Your task => Locate all lines with the word "color". Copy them.

....................

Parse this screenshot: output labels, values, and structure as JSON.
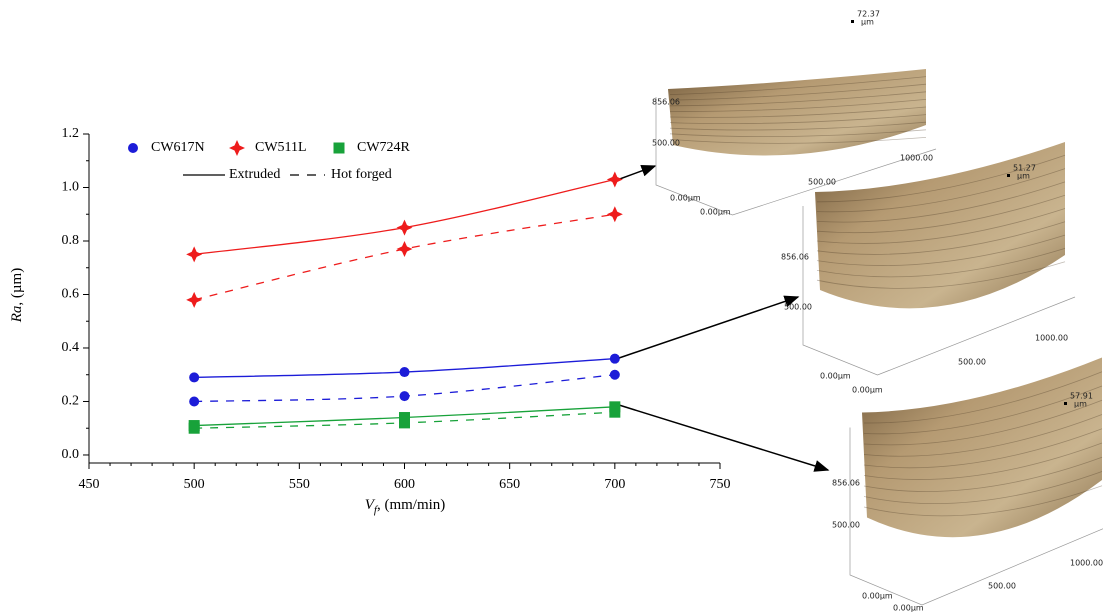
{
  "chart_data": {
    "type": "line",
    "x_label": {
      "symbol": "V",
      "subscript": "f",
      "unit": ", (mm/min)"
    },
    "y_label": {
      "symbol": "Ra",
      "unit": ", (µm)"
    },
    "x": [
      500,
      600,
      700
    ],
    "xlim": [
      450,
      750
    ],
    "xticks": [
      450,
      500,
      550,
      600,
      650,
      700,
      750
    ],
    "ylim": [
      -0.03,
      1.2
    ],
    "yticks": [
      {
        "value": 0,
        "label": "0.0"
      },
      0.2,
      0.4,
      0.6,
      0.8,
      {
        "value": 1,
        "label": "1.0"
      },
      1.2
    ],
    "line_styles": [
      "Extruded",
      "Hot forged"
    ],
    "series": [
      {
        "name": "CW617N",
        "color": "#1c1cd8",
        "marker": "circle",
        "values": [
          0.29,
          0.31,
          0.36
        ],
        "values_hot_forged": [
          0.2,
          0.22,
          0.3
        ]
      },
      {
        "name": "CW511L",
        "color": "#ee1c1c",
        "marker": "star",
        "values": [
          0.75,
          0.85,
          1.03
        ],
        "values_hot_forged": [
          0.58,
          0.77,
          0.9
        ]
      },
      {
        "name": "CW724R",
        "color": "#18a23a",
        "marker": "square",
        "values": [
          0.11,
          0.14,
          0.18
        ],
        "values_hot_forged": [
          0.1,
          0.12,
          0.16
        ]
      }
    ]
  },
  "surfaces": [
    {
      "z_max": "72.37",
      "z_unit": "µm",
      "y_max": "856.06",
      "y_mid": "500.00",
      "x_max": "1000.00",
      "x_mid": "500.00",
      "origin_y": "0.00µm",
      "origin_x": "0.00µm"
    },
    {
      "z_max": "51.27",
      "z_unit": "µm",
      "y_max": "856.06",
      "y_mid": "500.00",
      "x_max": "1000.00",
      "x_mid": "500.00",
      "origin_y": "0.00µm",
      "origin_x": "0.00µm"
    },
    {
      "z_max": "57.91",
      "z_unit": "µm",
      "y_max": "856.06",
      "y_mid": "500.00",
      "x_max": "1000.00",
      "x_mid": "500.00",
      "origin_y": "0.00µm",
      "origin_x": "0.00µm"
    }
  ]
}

....................

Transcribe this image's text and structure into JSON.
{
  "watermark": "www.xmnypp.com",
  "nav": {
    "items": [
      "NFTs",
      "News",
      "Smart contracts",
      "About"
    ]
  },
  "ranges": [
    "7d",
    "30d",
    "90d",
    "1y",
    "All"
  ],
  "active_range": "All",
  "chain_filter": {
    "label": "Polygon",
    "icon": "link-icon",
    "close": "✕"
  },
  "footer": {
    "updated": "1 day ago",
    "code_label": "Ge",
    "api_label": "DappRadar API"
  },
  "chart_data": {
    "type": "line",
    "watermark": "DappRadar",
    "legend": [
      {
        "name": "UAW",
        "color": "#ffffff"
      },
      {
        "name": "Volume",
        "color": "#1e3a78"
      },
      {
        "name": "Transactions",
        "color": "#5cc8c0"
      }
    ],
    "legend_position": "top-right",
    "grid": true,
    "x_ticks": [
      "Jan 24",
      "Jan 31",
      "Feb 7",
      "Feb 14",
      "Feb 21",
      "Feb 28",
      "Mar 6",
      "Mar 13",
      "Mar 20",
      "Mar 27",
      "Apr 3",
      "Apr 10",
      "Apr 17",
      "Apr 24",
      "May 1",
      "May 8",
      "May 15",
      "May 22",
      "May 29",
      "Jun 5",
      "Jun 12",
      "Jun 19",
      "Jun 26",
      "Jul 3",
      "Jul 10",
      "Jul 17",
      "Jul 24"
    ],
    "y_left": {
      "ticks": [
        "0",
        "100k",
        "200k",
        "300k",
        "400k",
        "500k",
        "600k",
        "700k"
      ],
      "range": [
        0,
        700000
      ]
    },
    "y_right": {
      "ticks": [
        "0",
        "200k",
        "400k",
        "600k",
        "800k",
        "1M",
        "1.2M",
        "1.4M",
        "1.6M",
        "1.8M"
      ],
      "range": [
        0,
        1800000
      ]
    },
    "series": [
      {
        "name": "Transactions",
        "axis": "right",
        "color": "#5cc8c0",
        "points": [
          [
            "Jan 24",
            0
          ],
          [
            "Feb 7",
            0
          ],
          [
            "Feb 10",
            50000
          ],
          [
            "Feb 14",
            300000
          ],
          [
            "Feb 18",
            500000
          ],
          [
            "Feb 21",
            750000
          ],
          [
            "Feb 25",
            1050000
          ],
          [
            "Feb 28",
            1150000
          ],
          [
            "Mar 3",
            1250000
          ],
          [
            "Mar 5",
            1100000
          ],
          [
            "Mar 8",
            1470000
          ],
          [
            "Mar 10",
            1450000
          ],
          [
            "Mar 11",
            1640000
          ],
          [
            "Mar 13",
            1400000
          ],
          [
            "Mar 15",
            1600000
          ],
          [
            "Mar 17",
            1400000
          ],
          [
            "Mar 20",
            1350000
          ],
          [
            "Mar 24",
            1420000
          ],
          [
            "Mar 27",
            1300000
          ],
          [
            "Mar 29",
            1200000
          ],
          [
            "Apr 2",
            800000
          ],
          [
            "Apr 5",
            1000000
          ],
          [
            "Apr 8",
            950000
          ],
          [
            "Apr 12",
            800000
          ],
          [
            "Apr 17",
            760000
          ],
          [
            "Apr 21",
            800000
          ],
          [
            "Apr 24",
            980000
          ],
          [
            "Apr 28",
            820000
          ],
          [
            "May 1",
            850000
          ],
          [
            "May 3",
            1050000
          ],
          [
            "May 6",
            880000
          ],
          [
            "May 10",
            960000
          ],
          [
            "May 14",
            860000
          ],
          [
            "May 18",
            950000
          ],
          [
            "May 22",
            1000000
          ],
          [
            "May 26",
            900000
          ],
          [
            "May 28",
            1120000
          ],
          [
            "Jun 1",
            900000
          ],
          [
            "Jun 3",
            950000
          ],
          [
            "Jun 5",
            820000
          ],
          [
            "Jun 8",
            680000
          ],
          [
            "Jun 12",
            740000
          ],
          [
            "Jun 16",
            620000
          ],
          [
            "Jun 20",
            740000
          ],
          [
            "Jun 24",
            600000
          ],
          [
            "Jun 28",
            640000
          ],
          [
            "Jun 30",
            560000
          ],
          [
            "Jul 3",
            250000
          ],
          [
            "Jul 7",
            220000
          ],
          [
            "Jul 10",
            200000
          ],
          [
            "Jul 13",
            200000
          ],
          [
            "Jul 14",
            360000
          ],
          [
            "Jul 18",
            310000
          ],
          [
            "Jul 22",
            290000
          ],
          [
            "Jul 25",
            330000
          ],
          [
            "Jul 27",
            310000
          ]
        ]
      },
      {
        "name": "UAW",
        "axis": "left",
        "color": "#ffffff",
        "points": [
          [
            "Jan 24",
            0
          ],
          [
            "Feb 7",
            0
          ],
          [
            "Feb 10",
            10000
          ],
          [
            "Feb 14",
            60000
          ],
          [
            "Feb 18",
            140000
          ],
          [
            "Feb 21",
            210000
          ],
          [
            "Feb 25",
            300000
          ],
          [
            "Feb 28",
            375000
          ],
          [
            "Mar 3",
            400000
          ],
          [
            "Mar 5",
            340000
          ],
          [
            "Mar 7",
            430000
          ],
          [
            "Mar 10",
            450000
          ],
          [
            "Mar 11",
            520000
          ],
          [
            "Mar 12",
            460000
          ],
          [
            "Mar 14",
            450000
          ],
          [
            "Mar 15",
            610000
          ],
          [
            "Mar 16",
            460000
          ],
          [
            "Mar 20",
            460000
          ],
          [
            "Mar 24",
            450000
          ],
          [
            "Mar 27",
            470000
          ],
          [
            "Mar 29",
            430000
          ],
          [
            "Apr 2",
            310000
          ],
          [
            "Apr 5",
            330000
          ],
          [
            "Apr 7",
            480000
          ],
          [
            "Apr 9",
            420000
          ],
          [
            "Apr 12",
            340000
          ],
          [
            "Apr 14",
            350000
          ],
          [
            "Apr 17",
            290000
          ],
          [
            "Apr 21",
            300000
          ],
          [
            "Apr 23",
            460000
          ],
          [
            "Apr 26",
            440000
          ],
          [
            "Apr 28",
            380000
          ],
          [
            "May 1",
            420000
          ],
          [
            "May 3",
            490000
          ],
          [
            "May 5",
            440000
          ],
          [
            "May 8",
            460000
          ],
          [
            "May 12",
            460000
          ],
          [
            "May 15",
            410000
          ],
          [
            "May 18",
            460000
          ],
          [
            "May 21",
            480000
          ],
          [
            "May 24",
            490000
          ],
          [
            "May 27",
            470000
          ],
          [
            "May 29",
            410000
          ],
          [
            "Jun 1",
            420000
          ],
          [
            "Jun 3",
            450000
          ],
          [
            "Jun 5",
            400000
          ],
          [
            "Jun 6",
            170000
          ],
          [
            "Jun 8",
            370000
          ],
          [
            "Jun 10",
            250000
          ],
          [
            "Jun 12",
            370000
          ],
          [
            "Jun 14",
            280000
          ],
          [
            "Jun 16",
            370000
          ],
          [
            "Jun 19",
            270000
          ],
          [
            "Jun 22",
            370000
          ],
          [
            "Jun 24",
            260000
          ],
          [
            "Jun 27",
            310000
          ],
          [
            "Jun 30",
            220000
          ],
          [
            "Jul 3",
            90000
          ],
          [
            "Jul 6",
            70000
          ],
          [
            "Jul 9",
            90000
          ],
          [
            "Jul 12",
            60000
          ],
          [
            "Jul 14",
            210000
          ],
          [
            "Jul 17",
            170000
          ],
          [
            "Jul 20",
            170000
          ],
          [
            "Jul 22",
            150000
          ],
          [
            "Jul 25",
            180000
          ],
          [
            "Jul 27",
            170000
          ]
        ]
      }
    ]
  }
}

....................

Solution to this exercise =>
        "color": "#1c1cd8",
        "color": "#ee1c1c",
        "color": "#18a23a",
        "color": "#ffffff"
        "color": "#1e3a78"
        "color": "#5cc8c0"
        "color": "#5cc8c0",
        "color": "#ffffff",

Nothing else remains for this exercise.